Restate the entries word for word, omitting nothing.

* [Exercise material]:

↓↓↓

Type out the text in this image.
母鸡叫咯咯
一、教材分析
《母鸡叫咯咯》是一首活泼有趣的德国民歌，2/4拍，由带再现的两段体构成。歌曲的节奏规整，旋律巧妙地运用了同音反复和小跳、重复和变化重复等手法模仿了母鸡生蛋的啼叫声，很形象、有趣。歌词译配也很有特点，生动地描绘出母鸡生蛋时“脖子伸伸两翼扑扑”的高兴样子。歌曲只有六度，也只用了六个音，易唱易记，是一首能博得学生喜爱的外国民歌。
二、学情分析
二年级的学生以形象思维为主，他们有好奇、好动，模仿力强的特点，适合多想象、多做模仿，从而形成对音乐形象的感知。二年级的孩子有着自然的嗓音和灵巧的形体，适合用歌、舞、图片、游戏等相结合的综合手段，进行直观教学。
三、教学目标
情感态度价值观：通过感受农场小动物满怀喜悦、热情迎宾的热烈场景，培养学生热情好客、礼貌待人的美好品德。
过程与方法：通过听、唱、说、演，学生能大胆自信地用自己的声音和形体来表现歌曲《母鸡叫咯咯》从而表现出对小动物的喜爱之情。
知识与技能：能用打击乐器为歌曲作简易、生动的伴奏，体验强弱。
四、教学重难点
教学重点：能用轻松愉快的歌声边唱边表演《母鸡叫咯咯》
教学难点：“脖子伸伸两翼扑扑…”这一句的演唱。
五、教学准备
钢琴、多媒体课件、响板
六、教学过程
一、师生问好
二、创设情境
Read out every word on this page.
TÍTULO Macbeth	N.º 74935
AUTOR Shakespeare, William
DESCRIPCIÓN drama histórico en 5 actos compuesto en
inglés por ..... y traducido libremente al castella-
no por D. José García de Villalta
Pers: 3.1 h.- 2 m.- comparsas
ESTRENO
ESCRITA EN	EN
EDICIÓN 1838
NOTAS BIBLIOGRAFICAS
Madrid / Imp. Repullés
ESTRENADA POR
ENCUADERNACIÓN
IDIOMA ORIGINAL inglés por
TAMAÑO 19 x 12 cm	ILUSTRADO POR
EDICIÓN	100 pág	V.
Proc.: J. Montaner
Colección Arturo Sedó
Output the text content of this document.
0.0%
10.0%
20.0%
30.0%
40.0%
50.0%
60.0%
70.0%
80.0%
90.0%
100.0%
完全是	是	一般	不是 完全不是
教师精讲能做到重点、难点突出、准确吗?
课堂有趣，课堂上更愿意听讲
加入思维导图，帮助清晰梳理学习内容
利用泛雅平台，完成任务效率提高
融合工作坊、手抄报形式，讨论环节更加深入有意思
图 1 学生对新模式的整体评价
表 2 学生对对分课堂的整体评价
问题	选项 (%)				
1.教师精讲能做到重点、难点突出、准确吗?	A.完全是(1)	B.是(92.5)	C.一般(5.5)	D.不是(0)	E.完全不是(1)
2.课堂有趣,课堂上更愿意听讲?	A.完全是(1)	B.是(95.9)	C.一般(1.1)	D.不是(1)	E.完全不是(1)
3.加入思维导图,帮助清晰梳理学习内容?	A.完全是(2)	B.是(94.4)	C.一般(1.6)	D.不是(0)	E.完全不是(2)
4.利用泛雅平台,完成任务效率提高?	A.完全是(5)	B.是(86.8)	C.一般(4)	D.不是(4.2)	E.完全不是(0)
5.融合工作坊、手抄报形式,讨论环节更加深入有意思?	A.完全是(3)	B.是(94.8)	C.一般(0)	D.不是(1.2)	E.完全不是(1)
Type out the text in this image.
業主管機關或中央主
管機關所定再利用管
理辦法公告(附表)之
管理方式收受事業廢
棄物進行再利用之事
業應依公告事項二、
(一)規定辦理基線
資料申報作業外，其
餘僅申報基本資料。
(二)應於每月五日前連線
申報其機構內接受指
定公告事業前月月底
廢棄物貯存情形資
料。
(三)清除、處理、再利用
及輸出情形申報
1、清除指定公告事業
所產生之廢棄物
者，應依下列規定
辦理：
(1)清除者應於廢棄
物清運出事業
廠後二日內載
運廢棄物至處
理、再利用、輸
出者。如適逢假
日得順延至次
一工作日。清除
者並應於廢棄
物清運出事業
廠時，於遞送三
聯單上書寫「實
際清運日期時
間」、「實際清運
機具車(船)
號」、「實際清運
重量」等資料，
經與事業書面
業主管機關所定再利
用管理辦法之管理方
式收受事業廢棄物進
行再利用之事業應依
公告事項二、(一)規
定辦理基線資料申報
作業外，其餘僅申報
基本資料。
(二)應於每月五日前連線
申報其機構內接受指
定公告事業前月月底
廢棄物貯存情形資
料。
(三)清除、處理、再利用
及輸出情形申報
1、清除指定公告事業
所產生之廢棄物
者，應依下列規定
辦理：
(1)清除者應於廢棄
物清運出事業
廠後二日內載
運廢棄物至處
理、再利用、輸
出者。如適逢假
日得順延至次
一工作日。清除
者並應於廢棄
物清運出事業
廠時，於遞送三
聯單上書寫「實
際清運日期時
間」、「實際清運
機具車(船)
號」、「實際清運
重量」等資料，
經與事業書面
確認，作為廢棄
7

↑↑↑

* [Exercise solution]:
Type out the text in this image.
母鸡叫咯咯
一、教材分析
《母鸡叫咯咯》是一首活泼有趣的德国民歌，2/4拍，由带再现的两段体构成。歌曲的节奏规整，旋律巧妙地运用了同音反复和小跳、重复和变化重复等手法模仿了母鸡生蛋的啼叫声，很形象、有趣。歌词译配也很有特点，生动地描绘出母鸡生蛋时“脖子伸伸两翼扑扑”的高兴样子。歌曲只有六度，也只用了六个音，易唱易记，是一首能博得学生喜爱的外国民歌。
二、学情分析
二年级的学生以形象思维为主，他们有好奇、好动，模仿力强的特点，适合多想象、多做模仿，从而形成对音乐形象的感知。二年级的孩子有着自然的嗓音和灵巧的形体，适合用歌、舞、图片、游戏等相结合的综合手段，进行直观教学。
三、教学目标
情感态度价值观：通过感受农场小动物满怀喜悦、热情迎宾的热烈场景，培养学生热情好客、礼貌待人的美好品德。
过程与方法：通过听、唱、说、演，学生能大胆自信地用自己的声音和形体来表现歌曲《母鸡叫咯咯》从而表现出对小动物的喜爱之情。
知识与技能：能用打击乐器为歌曲作简易、生动的伴奏，体验强弱。
四、教学重难点
教学重点：能用轻松愉快的歌声边唱边表演《母鸡叫咯咯》
教学难点：“脖子伸伸两翼扑扑…”这一句的演唱。
五、教学准备
钢琴、多媒体课件、响板
六、教学过程
一、师生问好
二、创设情境
Read out every word on this page.
TÍTULO Macbeth	N.º 74935
AUTOR Shakespeare, William
DESCRIPCIÓN drama histórico en 5 actos compuesto en
inglés por ..... y traducido libremente al castella-
no por D. José García de Villalta
Pers: 3.1 h.- 2 m.- comparsas
ESTRENO
ESCRITA EN	EN
EDICIÓN 1838
NOTAS BIBLIOGRAFICAS
Madrid / Imp. Repullés
ESTRENADA POR
ENCUADERNACIÓN
IDIOMA ORIGINAL inglés por
TAMAÑO 19 x 12 cm	ILUSTRADO POR
EDICIÓN	100 pág	V.
Proc.: J. Montaner
Colección Arturo Sedó
Output the text content of this document.
0.0%
10.0%
20.0%
30.0%
40.0%
50.0%
60.0%
70.0%
80.0%
90.0%
100.0%
完全是	是	一般	不是 完全不是
教师精讲能做到重点、难点突出、准确吗?
课堂有趣，课堂上更愿意听讲
加入思维导图，帮助清晰梳理学习内容
利用泛雅平台，完成任务效率提高
融合工作坊、手抄报形式，讨论环节更加深入有意思
图 1 学生对新模式的整体评价
表 2 学生对对分课堂的整体评价
问题	选项 (%)				
1.教师精讲能做到重点、难点突出、准确吗?	A.完全是(1)	B.是(92.5)	C.一般(5.5)	D.不是(0)	E.完全不是(1)
2.课堂有趣,课堂上更愿意听讲?	A.完全是(1)	B.是(95.9)	C.一般(1.1)	D.不是(1)	E.完全不是(1)
3.加入思维导图,帮助清晰梳理学习内容?	A.完全是(2)	B.是(94.4)	C.一般(1.6)	D.不是(0)	E.完全不是(2)
4.利用泛雅平台,完成任务效率提高?	A.完全是(5)	B.是(86.8)	C.一般(4)	D.不是(4.2)	E.完全不是(0)
5.融合工作坊、手抄报形式,讨论环节更加深入有意思?	A.完全是(3)	B.是(94.8)	C.一般(0)	D.不是(1.2)	E.完全不是(1)
Type out the text in this image.
業主管機關或中央主
管機關所定再利用管
理辦法公告(附表)之
管理方式收受事業廢
棄物進行再利用之事
業應依公告事項二、
(一)規定辦理基線
資料申報作業外，其
餘僅申報基本資料。
(二)應於每月五日前連線
申報其機構內接受指
定公告事業前月月底
廢棄物貯存情形資
料。
(三)清除、處理、再利用
及輸出情形申報
1、清除指定公告事業
所產生之廢棄物
者，應依下列規定
辦理：
(1)清除者應於廢棄
物清運出事業
廠後二日內載
運廢棄物至處
理、再利用、輸
出者。如適逢假
日得順延至次
一工作日。清除
者並應於廢棄
物清運出事業
廠時，於遞送三
聯單上書寫「實
際清運日期時
間」、「實際清運
機具車(船)
號」、「實際清運
重量」等資料，
經與事業書面
業主管機關所定再利
用管理辦法之管理方
式收受事業廢棄物進
行再利用之事業應依
公告事項二、(一)規
定辦理基線資料申報
作業外，其餘僅申報
基本資料。
(二)應於每月五日前連線
申報其機構內接受指
定公告事業前月月底
廢棄物貯存情形資
料。
(三)清除、處理、再利用
及輸出情形申報
1、清除指定公告事業
所產生之廢棄物
者，應依下列規定
辦理：
(1)清除者應於廢棄
物清運出事業
廠後二日內載
運廢棄物至處
理、再利用、輸
出者。如適逢假
日得順延至次
一工作日。清除
者並應於廢棄
物清運出事業
廠時，於遞送三
聯單上書寫「實
際清運日期時
間」、「實際清運
機具車(船)
號」、「實際清運
重量」等資料，
經與事業書面
確認，作為廢棄
7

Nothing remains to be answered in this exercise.